What is being asked
Go through the material and write it all out exactly, minus the pictures.

Items
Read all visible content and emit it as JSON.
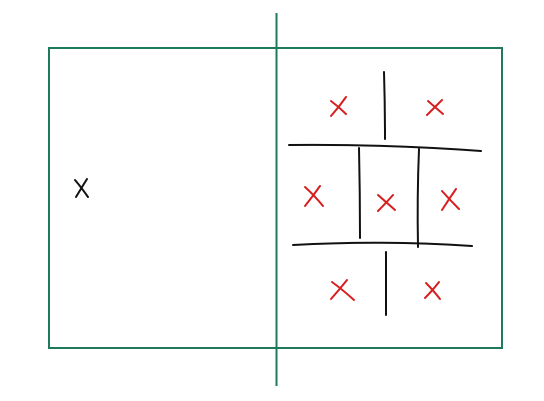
{
  "colors": {
    "frame": "#1f7a5c",
    "ink": "#111111",
    "mark": "#d61f1f"
  },
  "diagram": {
    "left_panel": {
      "marks": [
        "x-mark"
      ]
    },
    "right_panel": {
      "marks": [
        "x-mark",
        "x-mark",
        "x-mark",
        "x-mark",
        "x-mark",
        "x-mark",
        "x-mark"
      ]
    }
  }
}
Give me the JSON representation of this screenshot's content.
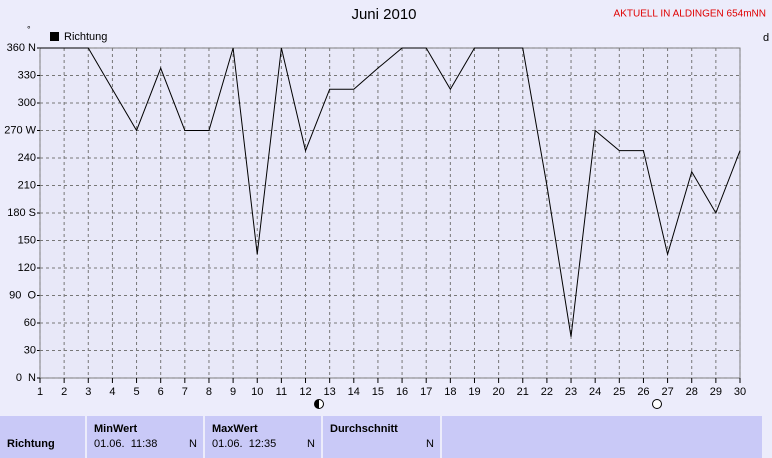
{
  "chart_data": {
    "type": "line",
    "title": "Juni 2010",
    "annotation": "AKTUELL IN ALDINGEN 654mNN",
    "ylabel": "°",
    "y2label": "d",
    "x": [
      1,
      2,
      3,
      4,
      5,
      6,
      7,
      8,
      9,
      10,
      11,
      12,
      13,
      14,
      15,
      16,
      17,
      18,
      19,
      20,
      21,
      22,
      23,
      24,
      25,
      26,
      27,
      28,
      29,
      30
    ],
    "series": [
      {
        "name": "Richtung",
        "color": "#000000",
        "values": [
          360,
          360,
          360,
          315,
          270,
          338,
          270,
          270,
          360,
          135,
          360,
          248,
          315,
          315,
          338,
          360,
          360,
          315,
          360,
          360,
          360,
          210,
          45,
          270,
          248,
          248,
          135,
          225,
          180,
          248
        ]
      }
    ],
    "xlim": [
      1,
      30
    ],
    "xticks": [
      1,
      2,
      3,
      4,
      5,
      6,
      7,
      8,
      9,
      10,
      11,
      12,
      13,
      14,
      15,
      16,
      17,
      18,
      19,
      20,
      21,
      22,
      23,
      24,
      25,
      26,
      27,
      28,
      29,
      30
    ],
    "ylim": [
      0,
      360
    ],
    "yticks": [
      {
        "value": 0,
        "label": "0  N"
      },
      30,
      60,
      {
        "value": 90,
        "label": "90  O"
      },
      120,
      150,
      {
        "value": 180,
        "label": "180 S"
      },
      210,
      240,
      {
        "value": 270,
        "label": "270 W"
      },
      300,
      330,
      {
        "value": 360,
        "label": "360 N"
      }
    ],
    "grid": true,
    "legend": "top-left"
  },
  "table": {
    "row_label": "Richtung",
    "columns": [
      {
        "header": "MinWert",
        "time": "01.06.  11:38",
        "value": "N"
      },
      {
        "header": "MaxWert",
        "time": "01.06.  12:35",
        "value": "N"
      },
      {
        "header": "Durchschnitt",
        "value": "N"
      }
    ]
  }
}
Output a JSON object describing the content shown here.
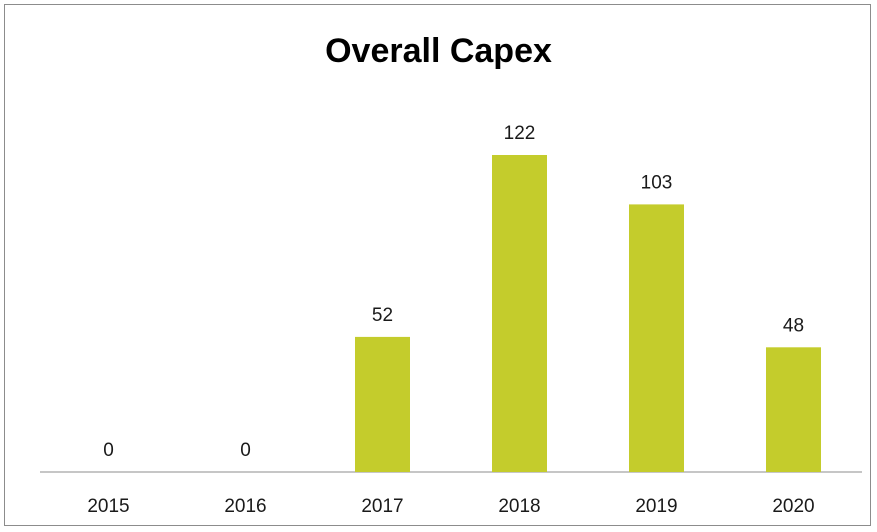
{
  "chart_data": {
    "type": "bar",
    "title": "Overall Capex",
    "xlabel": "",
    "ylabel": "",
    "categories": [
      "2015",
      "2016",
      "2017",
      "2018",
      "2019",
      "2020"
    ],
    "values": [
      0,
      0,
      52,
      122,
      103,
      48
    ],
    "data_labels": [
      "0",
      "0",
      "52",
      "122",
      "103",
      "48"
    ],
    "ylim": [
      0,
      140
    ],
    "grid": false,
    "legend": "none",
    "bar_color": "#c4cc2c"
  }
}
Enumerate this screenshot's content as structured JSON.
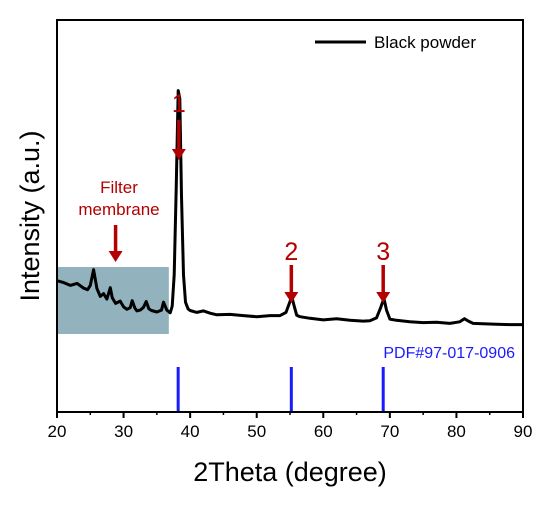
{
  "chart_data": {
    "type": "line",
    "xlabel": "2Theta (degree)",
    "ylabel": "Intensity (a.u.)",
    "xlim": [
      20,
      90
    ],
    "ylim": [
      0,
      100
    ],
    "xticks": [
      20,
      30,
      40,
      50,
      60,
      70,
      80,
      90
    ],
    "grid": false,
    "legend_position": "top-right",
    "series": [
      {
        "name": "Black powder",
        "color": "#000000",
        "x": [
          20,
          21,
          22,
          23,
          24,
          24.6,
          25,
          25.5,
          26,
          26.5,
          27,
          27.5,
          28,
          28.3,
          28.8,
          29.5,
          30,
          30.5,
          31,
          31.3,
          31.7,
          32,
          32.5,
          33,
          33.4,
          33.8,
          34.2,
          35,
          35.7,
          36,
          36.5,
          37,
          37.3,
          37.6,
          37.9,
          38.2,
          38.45,
          38.7,
          39,
          39.3,
          39.7,
          40,
          41,
          42,
          43,
          44,
          46,
          48,
          50,
          52,
          53.5,
          54.4,
          55,
          55.25,
          55.6,
          56,
          56.5,
          58,
          60,
          62,
          64,
          66,
          67,
          68,
          68.6,
          69.1,
          69.5,
          70,
          71,
          73,
          75,
          77,
          79,
          80.5,
          81.2,
          81.8,
          82.5,
          84,
          86,
          88,
          90
        ],
        "y": [
          33.5,
          33,
          32.3,
          32.8,
          31.6,
          31.2,
          32.3,
          36.3,
          31.5,
          29.5,
          30.2,
          28.8,
          31.7,
          29.1,
          27.7,
          28.3,
          26.8,
          26.2,
          26.6,
          28.4,
          26.5,
          25.8,
          26,
          26.7,
          28.2,
          26.3,
          25.9,
          25.5,
          26,
          28,
          26,
          25.3,
          27,
          35,
          57,
          82,
          80,
          55,
          35,
          28,
          26.3,
          25.9,
          25.4,
          25.8,
          25.2,
          24.8,
          24.9,
          24.6,
          24.3,
          24.6,
          24.6,
          25.4,
          28.2,
          29.5,
          27.2,
          24.7,
          24.3,
          23.9,
          23.5,
          23.8,
          23.4,
          23.2,
          23.3,
          24,
          26.5,
          29,
          26,
          23.7,
          23.4,
          23,
          22.8,
          22.9,
          22.6,
          23,
          23.8,
          23.2,
          22.6,
          22.5,
          22.4,
          22.3,
          22.3
        ]
      }
    ],
    "reference": {
      "label": "PDF#97-017-0906",
      "color": "#1a1aff",
      "positions": [
        38.2,
        55.2,
        69.0
      ]
    },
    "annotations": [
      {
        "text": "1",
        "x": 38.3,
        "color": "#b30000"
      },
      {
        "text": "2",
        "x": 55.2,
        "color": "#b30000"
      },
      {
        "text": "3",
        "x": 69.0,
        "color": "#b30000"
      }
    ],
    "filter_annotation": {
      "line1": "Filter",
      "line2": "membrane",
      "color": "#b30000",
      "arrow_x": 28.8,
      "shade_x": [
        20,
        36.8
      ],
      "shade_color": "#7fa6b3"
    }
  }
}
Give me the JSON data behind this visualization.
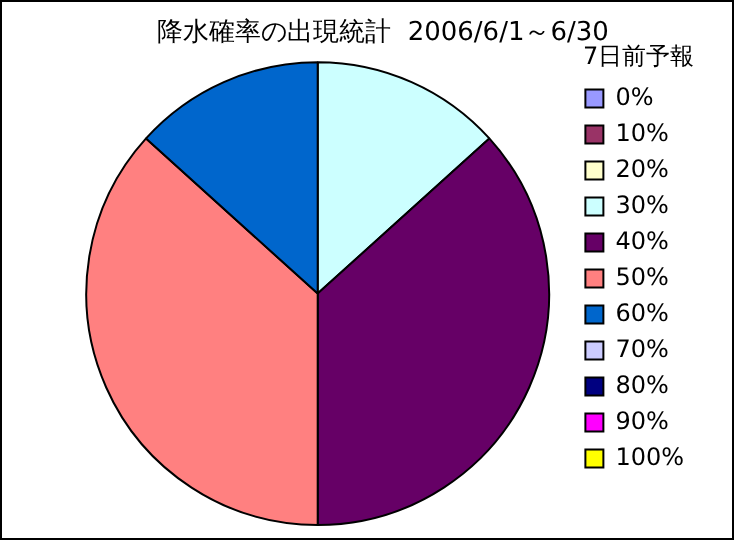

Result for this task
Read all visible content and emit it as JSON.
{
  "colors": {
    "frame": "#1f7a5c",
    "ink": "#111111",
    "mark": "#d61f1f"
  },
  "diagram": {
    "left_panel": {
      "marks": [
        "x-mark"
      ]
    },
    "right_panel": {
      "marks": [
        "x-mark",
        "x-mark",
        "x-mark",
        "x-mark",
        "x-mark",
        "x-mark",
        "x-mark"
      ]
    }
  }
}
Give me the JSON representation of this screenshot's content.
{
  "chart_data": {
    "type": "line",
    "title": "Juni 2010",
    "annotation": "AKTUELL IN ALDINGEN 654mNN",
    "ylabel": "°",
    "y2label": "d",
    "x": [
      1,
      2,
      3,
      4,
      5,
      6,
      7,
      8,
      9,
      10,
      11,
      12,
      13,
      14,
      15,
      16,
      17,
      18,
      19,
      20,
      21,
      22,
      23,
      24,
      25,
      26,
      27,
      28,
      29,
      30
    ],
    "series": [
      {
        "name": "Richtung",
        "color": "#000000",
        "values": [
          360,
          360,
          360,
          315,
          270,
          338,
          270,
          270,
          360,
          135,
          360,
          248,
          315,
          315,
          338,
          360,
          360,
          315,
          360,
          360,
          360,
          210,
          45,
          270,
          248,
          248,
          135,
          225,
          180,
          248
        ]
      }
    ],
    "xlim": [
      1,
      30
    ],
    "xticks": [
      1,
      2,
      3,
      4,
      5,
      6,
      7,
      8,
      9,
      10,
      11,
      12,
      13,
      14,
      15,
      16,
      17,
      18,
      19,
      20,
      21,
      22,
      23,
      24,
      25,
      26,
      27,
      28,
      29,
      30
    ],
    "ylim": [
      0,
      360
    ],
    "yticks": [
      {
        "value": 0,
        "label": "0  N"
      },
      30,
      60,
      {
        "value": 90,
        "label": "90  O"
      },
      120,
      150,
      {
        "value": 180,
        "label": "180 S"
      },
      210,
      240,
      {
        "value": 270,
        "label": "270 W"
      },
      300,
      330,
      {
        "value": 360,
        "label": "360 N"
      }
    ],
    "grid": true,
    "legend": "top-left"
  },
  "table": {
    "row_label": "Richtung",
    "columns": [
      {
        "header": "MinWert",
        "time": "01.06.  11:38",
        "value": "N"
      },
      {
        "header": "MaxWert",
        "time": "01.06.  12:35",
        "value": "N"
      },
      {
        "header": "Durchschnitt",
        "value": "N"
      }
    ]
  }
}
Output a JSON object describing the content shown here.
{
  "chart_data": {
    "type": "bar",
    "title": "Overall Capex",
    "xlabel": "",
    "ylabel": "",
    "categories": [
      "2015",
      "2016",
      "2017",
      "2018",
      "2019",
      "2020"
    ],
    "values": [
      0,
      0,
      52,
      122,
      103,
      48
    ],
    "data_labels": [
      "0",
      "0",
      "52",
      "122",
      "103",
      "48"
    ],
    "ylim": [
      0,
      140
    ],
    "grid": false,
    "legend": "none",
    "bar_color": "#c4cc2c"
  }
}
Enumerate this screenshot's content as structured JSON.
{
  "chart_data": {
    "type": "line",
    "xlabel": "2Theta (degree)",
    "ylabel": "Intensity (a.u.)",
    "xlim": [
      20,
      90
    ],
    "ylim": [
      0,
      100
    ],
    "xticks": [
      20,
      30,
      40,
      50,
      60,
      70,
      80,
      90
    ],
    "grid": false,
    "legend_position": "top-right",
    "series": [
      {
        "name": "Black powder",
        "color": "#000000",
        "x": [
          20,
          21,
          22,
          23,
          24,
          24.6,
          25,
          25.5,
          26,
          26.5,
          27,
          27.5,
          28,
          28.3,
          28.8,
          29.5,
          30,
          30.5,
          31,
          31.3,
          31.7,
          32,
          32.5,
          33,
          33.4,
          33.8,
          34.2,
          35,
          35.7,
          36,
          36.5,
          37,
          37.3,
          37.6,
          37.9,
          38.2,
          38.45,
          38.7,
          39,
          39.3,
          39.7,
          40,
          41,
          42,
          43,
          44,
          46,
          48,
          50,
          52,
          53.5,
          54.4,
          55,
          55.25,
          55.6,
          56,
          56.5,
          58,
          60,
          62,
          64,
          66,
          67,
          68,
          68.6,
          69.1,
          69.5,
          70,
          71,
          73,
          75,
          77,
          79,
          80.5,
          81.2,
          81.8,
          82.5,
          84,
          86,
          88,
          90
        ],
        "y": [
          33.5,
          33,
          32.3,
          32.8,
          31.6,
          31.2,
          32.3,
          36.3,
          31.5,
          29.5,
          30.2,
          28.8,
          31.7,
          29.1,
          27.7,
          28.3,
          26.8,
          26.2,
          26.6,
          28.4,
          26.5,
          25.8,
          26,
          26.7,
          28.2,
          26.3,
          25.9,
          25.5,
          26,
          28,
          26,
          25.3,
          27,
          35,
          57,
          82,
          80,
          55,
          35,
          28,
          26.3,
          25.9,
          25.4,
          25.8,
          25.2,
          24.8,
          24.9,
          24.6,
          24.3,
          24.6,
          24.6,
          25.4,
          28.2,
          29.5,
          27.2,
          24.7,
          24.3,
          23.9,
          23.5,
          23.8,
          23.4,
          23.2,
          23.3,
          24,
          26.5,
          29,
          26,
          23.7,
          23.4,
          23,
          22.8,
          22.9,
          22.6,
          23,
          23.8,
          23.2,
          22.6,
          22.5,
          22.4,
          22.3,
          22.3
        ]
      }
    ],
    "reference": {
      "label": "PDF#97-017-0906",
      "color": "#1a1aff",
      "positions": [
        38.2,
        55.2,
        69.0
      ]
    },
    "annotations": [
      {
        "text": "1",
        "x": 38.3,
        "color": "#b30000"
      },
      {
        "text": "2",
        "x": 55.2,
        "color": "#b30000"
      },
      {
        "text": "3",
        "x": 69.0,
        "color": "#b30000"
      }
    ],
    "filter_annotation": {
      "line1": "Filter",
      "line2": "membrane",
      "color": "#b30000",
      "arrow_x": 28.8,
      "shade_x": [
        20,
        36.8
      ],
      "shade_color": "#7fa6b3"
    }
  }
}
Give me the JSON data behind this visualization.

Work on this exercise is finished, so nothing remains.